Repeat the entire listing exactly.

┄┄┄┄┄┄

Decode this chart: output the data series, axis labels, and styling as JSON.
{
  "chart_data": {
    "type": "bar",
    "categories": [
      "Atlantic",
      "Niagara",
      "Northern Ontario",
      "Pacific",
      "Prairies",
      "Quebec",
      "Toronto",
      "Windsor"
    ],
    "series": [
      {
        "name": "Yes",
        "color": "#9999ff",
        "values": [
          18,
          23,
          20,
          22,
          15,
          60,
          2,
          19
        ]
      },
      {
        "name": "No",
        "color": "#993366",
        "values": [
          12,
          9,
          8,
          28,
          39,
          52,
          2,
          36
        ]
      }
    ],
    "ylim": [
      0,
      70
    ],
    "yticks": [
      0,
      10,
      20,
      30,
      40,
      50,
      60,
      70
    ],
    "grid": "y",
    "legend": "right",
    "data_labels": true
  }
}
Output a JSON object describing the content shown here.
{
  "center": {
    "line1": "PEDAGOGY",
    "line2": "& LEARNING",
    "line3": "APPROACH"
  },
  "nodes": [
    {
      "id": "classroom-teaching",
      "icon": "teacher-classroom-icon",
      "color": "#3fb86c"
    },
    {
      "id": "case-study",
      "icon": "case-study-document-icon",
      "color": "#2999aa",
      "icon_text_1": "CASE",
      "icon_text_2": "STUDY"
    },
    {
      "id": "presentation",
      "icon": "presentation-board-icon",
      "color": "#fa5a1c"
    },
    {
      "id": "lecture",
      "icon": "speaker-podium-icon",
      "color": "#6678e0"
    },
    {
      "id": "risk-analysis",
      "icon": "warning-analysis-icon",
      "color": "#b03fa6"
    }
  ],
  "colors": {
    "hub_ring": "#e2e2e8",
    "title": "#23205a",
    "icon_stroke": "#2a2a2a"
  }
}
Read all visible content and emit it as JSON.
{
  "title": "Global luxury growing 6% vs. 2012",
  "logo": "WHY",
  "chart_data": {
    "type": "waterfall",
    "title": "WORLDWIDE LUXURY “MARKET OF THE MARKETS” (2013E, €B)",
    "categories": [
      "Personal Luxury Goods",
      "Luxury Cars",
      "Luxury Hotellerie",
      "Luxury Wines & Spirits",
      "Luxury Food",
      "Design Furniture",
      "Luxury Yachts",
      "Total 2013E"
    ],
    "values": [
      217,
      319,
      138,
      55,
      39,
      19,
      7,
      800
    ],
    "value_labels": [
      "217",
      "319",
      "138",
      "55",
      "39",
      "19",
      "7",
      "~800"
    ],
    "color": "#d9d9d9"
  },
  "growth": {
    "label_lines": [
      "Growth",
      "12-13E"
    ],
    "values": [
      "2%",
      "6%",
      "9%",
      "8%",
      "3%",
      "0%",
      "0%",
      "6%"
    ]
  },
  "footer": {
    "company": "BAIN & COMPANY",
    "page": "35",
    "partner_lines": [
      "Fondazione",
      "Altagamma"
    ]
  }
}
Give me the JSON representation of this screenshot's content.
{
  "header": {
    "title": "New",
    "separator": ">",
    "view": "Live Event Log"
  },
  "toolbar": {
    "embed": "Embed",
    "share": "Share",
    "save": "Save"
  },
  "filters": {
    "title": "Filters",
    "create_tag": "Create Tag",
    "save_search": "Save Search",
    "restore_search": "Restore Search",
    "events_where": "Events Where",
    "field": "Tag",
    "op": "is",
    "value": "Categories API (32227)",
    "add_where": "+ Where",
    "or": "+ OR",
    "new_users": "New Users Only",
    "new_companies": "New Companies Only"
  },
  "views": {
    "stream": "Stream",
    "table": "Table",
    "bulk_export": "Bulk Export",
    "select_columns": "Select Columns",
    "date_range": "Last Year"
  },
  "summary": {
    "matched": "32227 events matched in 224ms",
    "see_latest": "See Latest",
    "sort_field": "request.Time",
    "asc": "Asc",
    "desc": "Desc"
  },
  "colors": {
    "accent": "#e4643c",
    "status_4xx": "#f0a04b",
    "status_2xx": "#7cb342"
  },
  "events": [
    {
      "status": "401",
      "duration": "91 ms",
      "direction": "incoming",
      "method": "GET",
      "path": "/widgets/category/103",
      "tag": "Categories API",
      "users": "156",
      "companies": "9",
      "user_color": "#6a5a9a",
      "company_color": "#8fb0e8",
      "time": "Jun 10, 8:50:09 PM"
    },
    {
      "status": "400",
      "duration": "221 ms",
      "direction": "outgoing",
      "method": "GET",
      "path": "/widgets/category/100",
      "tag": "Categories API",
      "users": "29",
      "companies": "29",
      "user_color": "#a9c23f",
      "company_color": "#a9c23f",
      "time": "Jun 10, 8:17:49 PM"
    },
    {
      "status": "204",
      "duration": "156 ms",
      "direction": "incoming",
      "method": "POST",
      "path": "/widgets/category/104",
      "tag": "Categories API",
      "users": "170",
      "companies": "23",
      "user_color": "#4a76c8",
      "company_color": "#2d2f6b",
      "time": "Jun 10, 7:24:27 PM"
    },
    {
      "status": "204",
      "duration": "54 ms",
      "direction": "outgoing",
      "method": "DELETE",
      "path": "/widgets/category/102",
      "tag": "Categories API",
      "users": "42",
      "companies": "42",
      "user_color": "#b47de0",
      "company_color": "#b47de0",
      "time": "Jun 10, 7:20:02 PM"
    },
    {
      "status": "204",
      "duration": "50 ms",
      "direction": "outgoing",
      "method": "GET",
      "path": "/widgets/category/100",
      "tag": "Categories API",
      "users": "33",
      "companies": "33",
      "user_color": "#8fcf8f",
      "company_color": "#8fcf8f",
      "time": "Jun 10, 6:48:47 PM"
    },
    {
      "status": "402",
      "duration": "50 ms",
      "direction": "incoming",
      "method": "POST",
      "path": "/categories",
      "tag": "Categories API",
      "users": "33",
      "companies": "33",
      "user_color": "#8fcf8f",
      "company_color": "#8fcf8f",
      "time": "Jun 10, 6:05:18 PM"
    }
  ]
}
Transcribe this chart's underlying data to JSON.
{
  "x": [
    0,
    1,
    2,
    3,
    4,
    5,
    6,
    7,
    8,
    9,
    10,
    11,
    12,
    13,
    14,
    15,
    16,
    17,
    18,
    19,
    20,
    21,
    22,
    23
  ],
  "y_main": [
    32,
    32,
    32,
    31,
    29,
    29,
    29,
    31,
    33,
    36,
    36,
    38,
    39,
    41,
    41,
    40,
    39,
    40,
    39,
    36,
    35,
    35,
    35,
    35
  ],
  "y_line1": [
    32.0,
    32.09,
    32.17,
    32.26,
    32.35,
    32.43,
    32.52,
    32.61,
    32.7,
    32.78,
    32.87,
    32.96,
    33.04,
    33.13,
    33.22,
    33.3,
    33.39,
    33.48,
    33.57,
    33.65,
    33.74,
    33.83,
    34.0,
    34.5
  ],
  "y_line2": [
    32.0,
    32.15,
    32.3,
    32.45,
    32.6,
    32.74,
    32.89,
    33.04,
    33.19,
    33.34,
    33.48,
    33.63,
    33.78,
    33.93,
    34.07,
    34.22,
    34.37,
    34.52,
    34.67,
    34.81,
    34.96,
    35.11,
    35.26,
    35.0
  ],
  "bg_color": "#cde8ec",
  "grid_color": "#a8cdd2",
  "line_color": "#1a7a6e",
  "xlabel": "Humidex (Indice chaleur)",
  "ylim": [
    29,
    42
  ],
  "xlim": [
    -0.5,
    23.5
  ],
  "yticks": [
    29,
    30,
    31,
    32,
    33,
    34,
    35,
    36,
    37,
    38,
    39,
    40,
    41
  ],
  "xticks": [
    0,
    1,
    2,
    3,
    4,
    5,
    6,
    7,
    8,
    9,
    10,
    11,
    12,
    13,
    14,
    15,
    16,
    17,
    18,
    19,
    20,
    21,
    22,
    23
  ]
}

┄┄┄┄┄┄

*Correct result*
Decode this chart: output the data series, axis labels, and styling as JSON.
{
  "chart_data": {
    "type": "bar",
    "categories": [
      "Atlantic",
      "Niagara",
      "Northern Ontario",
      "Pacific",
      "Prairies",
      "Quebec",
      "Toronto",
      "Windsor"
    ],
    "series": [
      {
        "name": "Yes",
        "color": "#9999ff",
        "values": [
          18,
          23,
          20,
          22,
          15,
          60,
          2,
          19
        ]
      },
      {
        "name": "No",
        "color": "#993366",
        "values": [
          12,
          9,
          8,
          28,
          39,
          52,
          2,
          36
        ]
      }
    ],
    "ylim": [
      0,
      70
    ],
    "yticks": [
      0,
      10,
      20,
      30,
      40,
      50,
      60,
      70
    ],
    "grid": "y",
    "legend": "right",
    "data_labels": true
  }
}
Output a JSON object describing the content shown here.
{
  "center": {
    "line1": "PEDAGOGY",
    "line2": "& LEARNING",
    "line3": "APPROACH"
  },
  "nodes": [
    {
      "id": "classroom-teaching",
      "icon": "teacher-classroom-icon",
      "color": "#3fb86c"
    },
    {
      "id": "case-study",
      "icon": "case-study-document-icon",
      "color": "#2999aa",
      "icon_text_1": "CASE",
      "icon_text_2": "STUDY"
    },
    {
      "id": "presentation",
      "icon": "presentation-board-icon",
      "color": "#fa5a1c"
    },
    {
      "id": "lecture",
      "icon": "speaker-podium-icon",
      "color": "#6678e0"
    },
    {
      "id": "risk-analysis",
      "icon": "warning-analysis-icon",
      "color": "#b03fa6"
    }
  ],
  "colors": {
    "hub_ring": "#e2e2e8",
    "title": "#23205a",
    "icon_stroke": "#2a2a2a"
  }
}
Read all visible content and emit it as JSON.
{
  "title": "Global luxury growing 6% vs. 2012",
  "logo": "WHY",
  "chart_data": {
    "type": "waterfall",
    "title": "WORLDWIDE LUXURY “MARKET OF THE MARKETS” (2013E, €B)",
    "categories": [
      "Personal Luxury Goods",
      "Luxury Cars",
      "Luxury Hotellerie",
      "Luxury Wines & Spirits",
      "Luxury Food",
      "Design Furniture",
      "Luxury Yachts",
      "Total 2013E"
    ],
    "values": [
      217,
      319,
      138,
      55,
      39,
      19,
      7,
      800
    ],
    "value_labels": [
      "217",
      "319",
      "138",
      "55",
      "39",
      "19",
      "7",
      "~800"
    ],
    "color": "#d9d9d9"
  },
  "growth": {
    "label_lines": [
      "Growth",
      "12-13E"
    ],
    "values": [
      "2%",
      "6%",
      "9%",
      "8%",
      "3%",
      "0%",
      "0%",
      "6%"
    ]
  },
  "footer": {
    "company": "BAIN & COMPANY",
    "page": "35",
    "partner_lines": [
      "Fondazione",
      "Altagamma"
    ]
  }
}
Give me the JSON representation of this screenshot's content.
{
  "header": {
    "title": "New",
    "separator": ">",
    "view": "Live Event Log"
  },
  "toolbar": {
    "embed": "Embed",
    "share": "Share",
    "save": "Save"
  },
  "filters": {
    "title": "Filters",
    "create_tag": "Create Tag",
    "save_search": "Save Search",
    "restore_search": "Restore Search",
    "events_where": "Events Where",
    "field": "Tag",
    "op": "is",
    "value": "Categories API (32227)",
    "add_where": "+ Where",
    "or": "+ OR",
    "new_users": "New Users Only",
    "new_companies": "New Companies Only"
  },
  "views": {
    "stream": "Stream",
    "table": "Table",
    "bulk_export": "Bulk Export",
    "select_columns": "Select Columns",
    "date_range": "Last Year"
  },
  "summary": {
    "matched": "32227 events matched in 224ms",
    "see_latest": "See Latest",
    "sort_field": "request.Time",
    "asc": "Asc",
    "desc": "Desc"
  },
  "colors": {
    "accent": "#e4643c",
    "status_4xx": "#f0a04b",
    "status_2xx": "#7cb342"
  },
  "events": [
    {
      "status": "401",
      "duration": "91 ms",
      "direction": "incoming",
      "method": "GET",
      "path": "/widgets/category/103",
      "tag": "Categories API",
      "users": "156",
      "companies": "9",
      "user_color": "#6a5a9a",
      "company_color": "#8fb0e8",
      "time": "Jun 10, 8:50:09 PM"
    },
    {
      "status": "400",
      "duration": "221 ms",
      "direction": "outgoing",
      "method": "GET",
      "path": "/widgets/category/100",
      "tag": "Categories API",
      "users": "29",
      "companies": "29",
      "user_color": "#a9c23f",
      "company_color": "#a9c23f",
      "time": "Jun 10, 8:17:49 PM"
    },
    {
      "status": "204",
      "duration": "156 ms",
      "direction": "incoming",
      "method": "POST",
      "path": "/widgets/category/104",
      "tag": "Categories API",
      "users": "170",
      "companies": "23",
      "user_color": "#4a76c8",
      "company_color": "#2d2f6b",
      "time": "Jun 10, 7:24:27 PM"
    },
    {
      "status": "204",
      "duration": "54 ms",
      "direction": "outgoing",
      "method": "DELETE",
      "path": "/widgets/category/102",
      "tag": "Categories API",
      "users": "42",
      "companies": "42",
      "user_color": "#b47de0",
      "company_color": "#b47de0",
      "time": "Jun 10, 7:20:02 PM"
    },
    {
      "status": "204",
      "duration": "50 ms",
      "direction": "outgoing",
      "method": "GET",
      "path": "/widgets/category/100",
      "tag": "Categories API",
      "users": "33",
      "companies": "33",
      "user_color": "#8fcf8f",
      "company_color": "#8fcf8f",
      "time": "Jun 10, 6:48:47 PM"
    },
    {
      "status": "402",
      "duration": "50 ms",
      "direction": "incoming",
      "method": "POST",
      "path": "/categories",
      "tag": "Categories API",
      "users": "33",
      "companies": "33",
      "user_color": "#8fcf8f",
      "company_color": "#8fcf8f",
      "time": "Jun 10, 6:05:18 PM"
    }
  ]
}
Transcribe this chart's underlying data to JSON.
{
  "x": [
    0,
    1,
    2,
    3,
    4,
    5,
    6,
    7,
    8,
    9,
    10,
    11,
    12,
    13,
    14,
    15,
    16,
    17,
    18,
    19,
    20,
    21,
    22,
    23
  ],
  "y_main": [
    32,
    32,
    32,
    31,
    29,
    29,
    29,
    31,
    33,
    36,
    36,
    38,
    39,
    41,
    41,
    40,
    39,
    40,
    39,
    36,
    35,
    35,
    35,
    35
  ],
  "y_line1": [
    32.0,
    32.09,
    32.17,
    32.26,
    32.35,
    32.43,
    32.52,
    32.61,
    32.7,
    32.78,
    32.87,
    32.96,
    33.04,
    33.13,
    33.22,
    33.3,
    33.39,
    33.48,
    33.57,
    33.65,
    33.74,
    33.83,
    34.0,
    34.5
  ],
  "y_line2": [
    32.0,
    32.15,
    32.3,
    32.45,
    32.6,
    32.74,
    32.89,
    33.04,
    33.19,
    33.34,
    33.48,
    33.63,
    33.78,
    33.93,
    34.07,
    34.22,
    34.37,
    34.52,
    34.67,
    34.81,
    34.96,
    35.11,
    35.26,
    35.0
  ],
  "bg_color": "#cde8ec",
  "grid_color": "#a8cdd2",
  "line_color": "#1a7a6e",
  "xlabel": "Humidex (Indice chaleur)",
  "ylim": [
    29,
    42
  ],
  "xlim": [
    -0.5,
    23.5
  ],
  "yticks": [
    29,
    30,
    31,
    32,
    33,
    34,
    35,
    36,
    37,
    38,
    39,
    40,
    41
  ],
  "xticks": [
    0,
    1,
    2,
    3,
    4,
    5,
    6,
    7,
    8,
    9,
    10,
    11,
    12,
    13,
    14,
    15,
    16,
    17,
    18,
    19,
    20,
    21,
    22,
    23
  ]
}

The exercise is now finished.